Data entries
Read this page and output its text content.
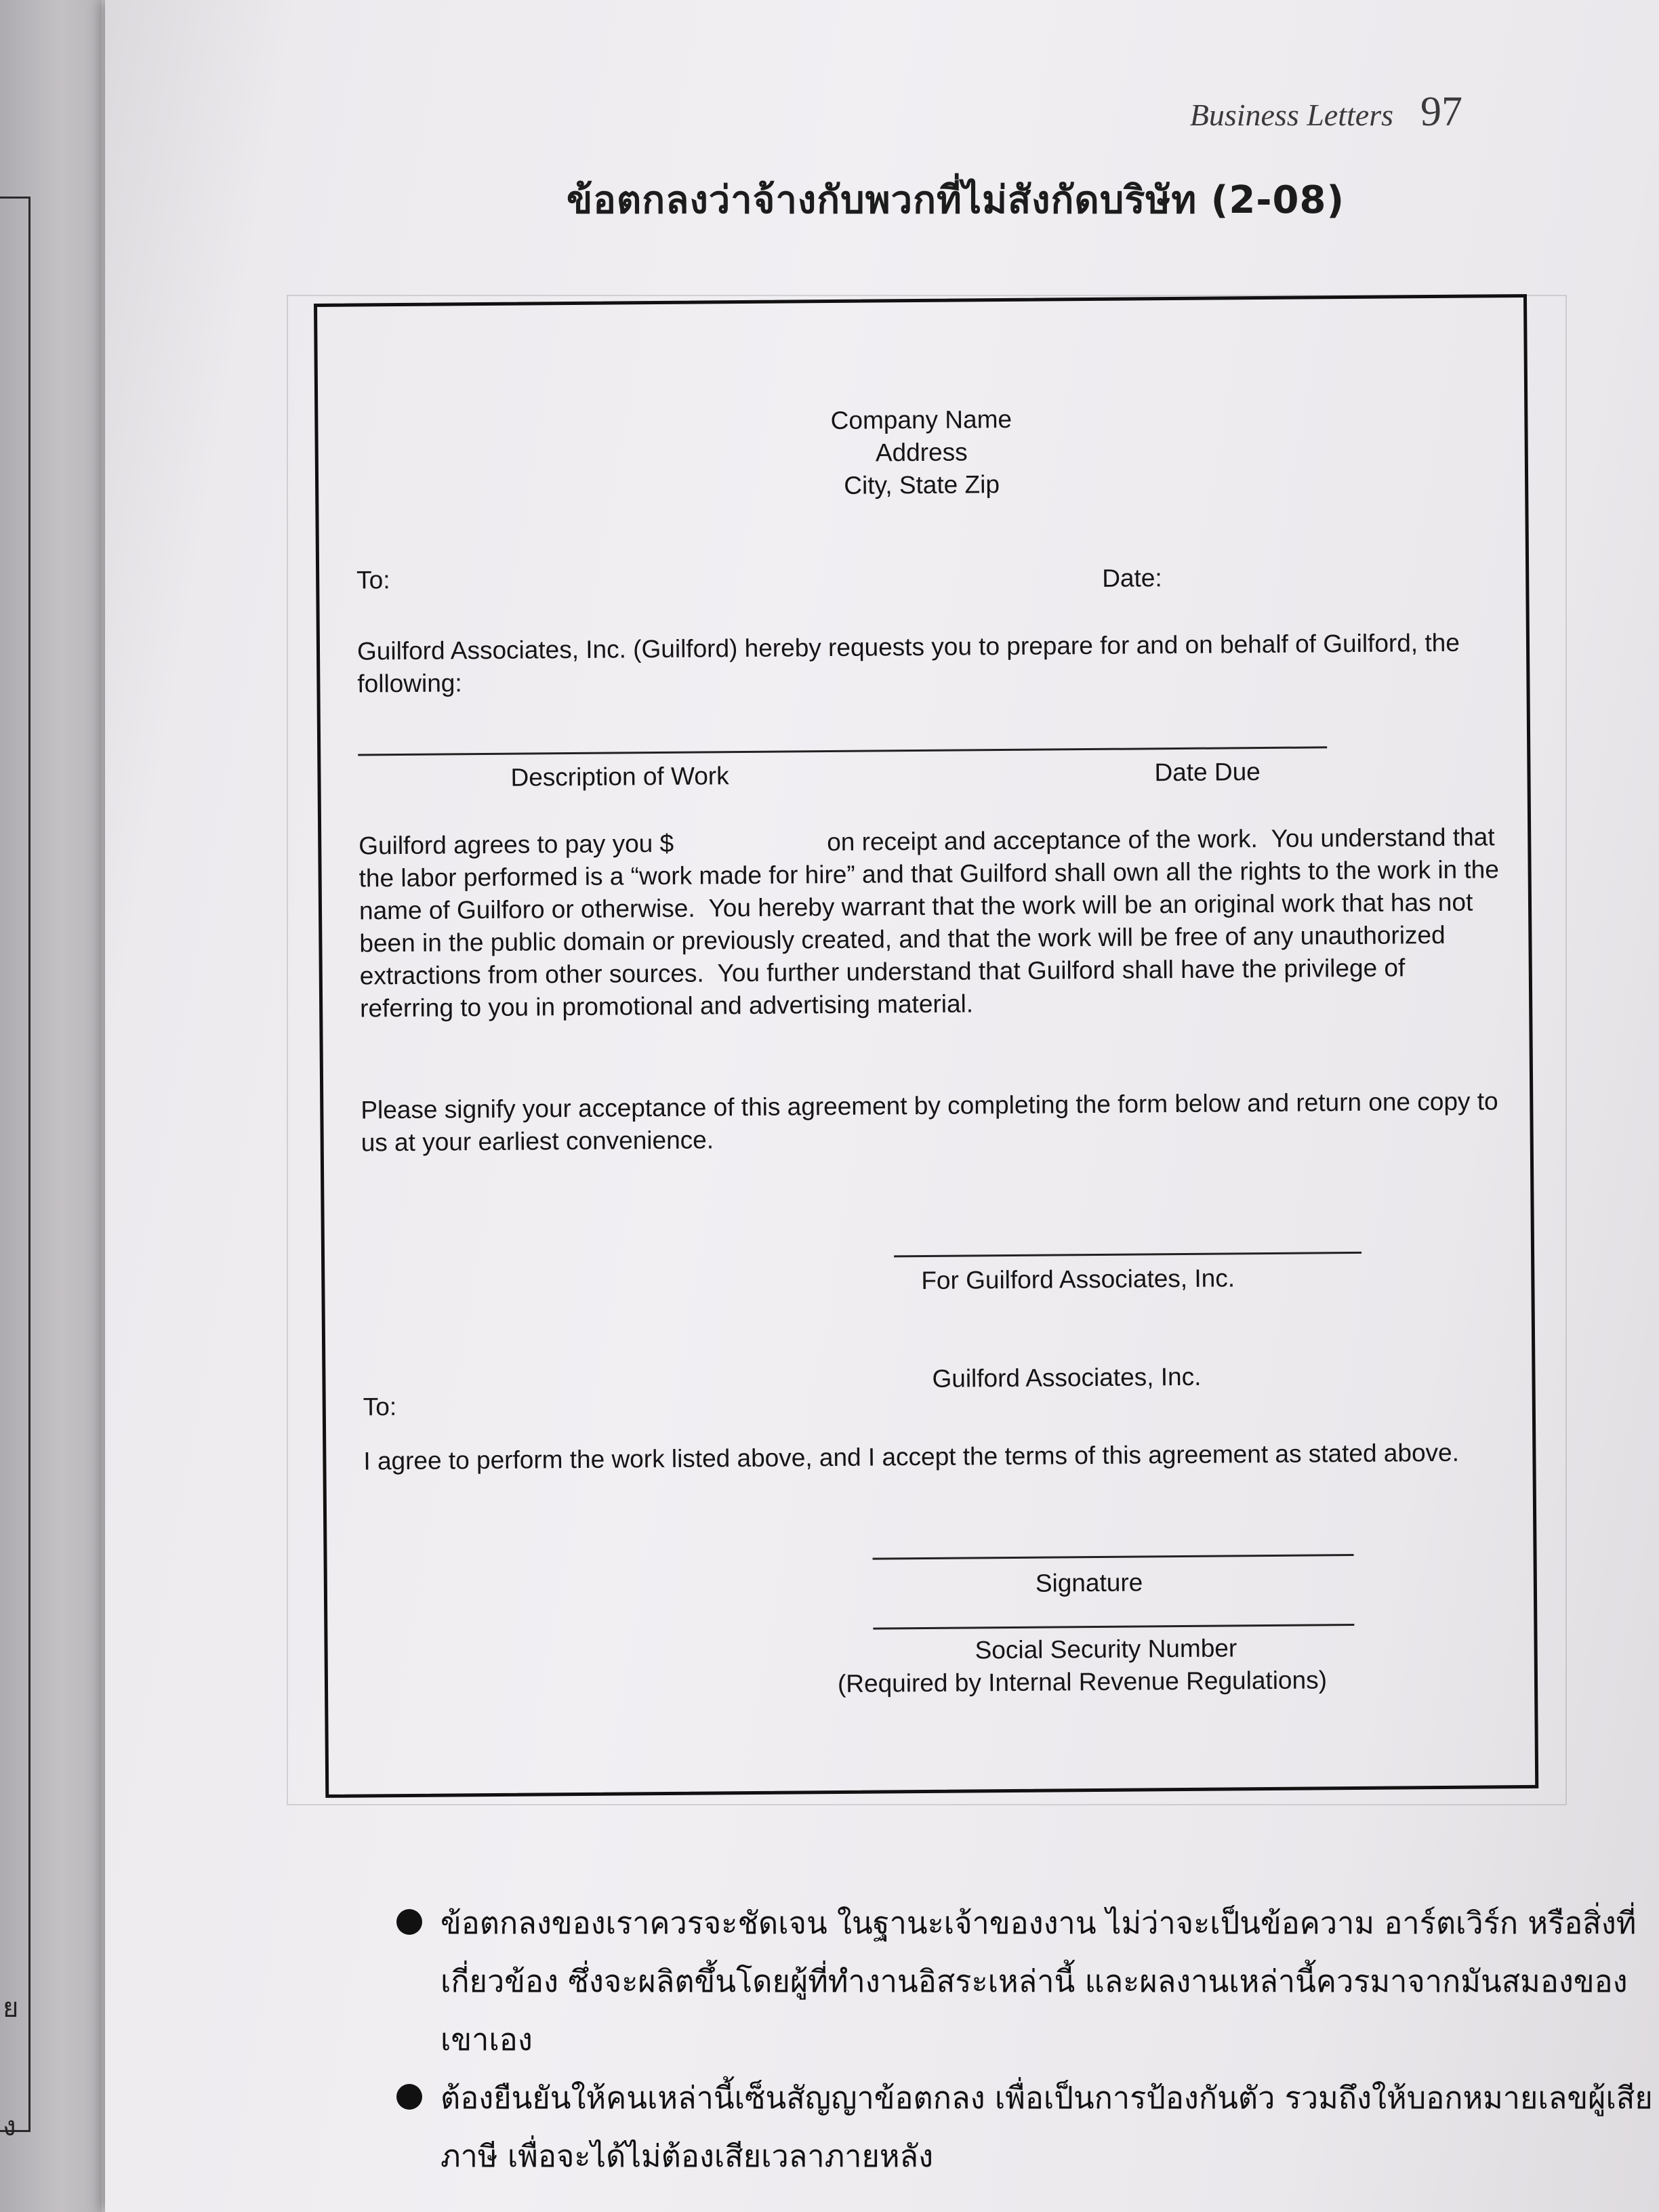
ย
ง
Business Letters 97
ข้อตกลงว่าจ้างกับพวกที่ไม่สังกัดบริษัท (2-08)
Company Name
Address
City, State Zip
To:	Date:
Guilford Associates, Inc. (Guilford) hereby requests you to prepare for and on behalf of Guilford, the following:
Description of Work	Date Due
Guilford agrees to pay you $                      on receipt and acceptance of the work.  You understand that the labor performed is a “work made for hire” and that Guilford shall own all the rights to the work in the name of Guilforo or otherwise.  You hereby warrant that the work will be an original work that has not been in the public domain or previously created, and that the work will be free of any unauthorized extractions from other sources.  You further understand that Guilford shall have the privilege of referring to you in promotional and advertising material.
Please signify your acceptance of this agreement by completing the form below and return one copy to us at your earliest convenience.
For Guilford Associates, Inc.
Guilford Associates, Inc.
To:
I agree to perform the work listed above, and I accept the terms of this agreement as stated above.
Signature
Social Security Number
(Required by Internal Revenue Regulations)
ข้อตกลงของเราควรจะชัดเจน ในฐานะเจ้าของงาน ไม่ว่าจะเป็นข้อความ อาร์ตเวิร์ก หรือสิ่งที่เกี่ยวข้อง ซึ่งจะผลิตขึ้นโดยผู้ที่ทำงานอิสระเหล่านี้ และผลงานเหล่านี้ควรมาจากมันสมองของเขาเอง
ต้องยืนยันให้คนเหล่านี้เซ็นสัญญาข้อตกลง เพื่อเป็นการป้องกันตัว รวมถึงให้บอกหมายเลขผู้เสียภาษี เพื่อจะได้ไม่ต้องเสียเวลาภายหลัง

INSTRUCTION
Leave out the pictures and print each record exactly as it stands.

OUTPUT
Read this page and output its text content.
ย
ง
Business Letters 97
ข้อตกลงว่าจ้างกับพวกที่ไม่สังกัดบริษัท (2-08)
Company Name
Address
City, State Zip
To:	Date:
Guilford Associates, Inc. (Guilford) hereby requests you to prepare for and on behalf of Guilford, the following:
Description of Work	Date Due
Guilford agrees to pay you $                      on receipt and acceptance of the work.  You understand that the labor performed is a “work made for hire” and that Guilford shall own all the rights to the work in the name of Guilforo or otherwise.  You hereby warrant that the work will be an original work that has not been in the public domain or previously created, and that the work will be free of any unauthorized extractions from other sources.  You further understand that Guilford shall have the privilege of referring to you in promotional and advertising material.
Please signify your acceptance of this agreement by completing the form below and return one copy to us at your earliest convenience.
For Guilford Associates, Inc.
Guilford Associates, Inc.
To:
I agree to perform the work listed above, and I accept the terms of this agreement as stated above.
Signature
Social Security Number
(Required by Internal Revenue Regulations)
ข้อตกลงของเราควรจะชัดเจน ในฐานะเจ้าของงาน ไม่ว่าจะเป็นข้อความ อาร์ตเวิร์ก หรือสิ่งที่เกี่ยวข้อง ซึ่งจะผลิตขึ้นโดยผู้ที่ทำงานอิสระเหล่านี้ และผลงานเหล่านี้ควรมาจากมันสมองของเขาเอง
ต้องยืนยันให้คนเหล่านี้เซ็นสัญญาข้อตกลง เพื่อเป็นการป้องกันตัว รวมถึงให้บอกหมายเลขผู้เสียภาษี เพื่อจะได้ไม่ต้องเสียเวลาภายหลัง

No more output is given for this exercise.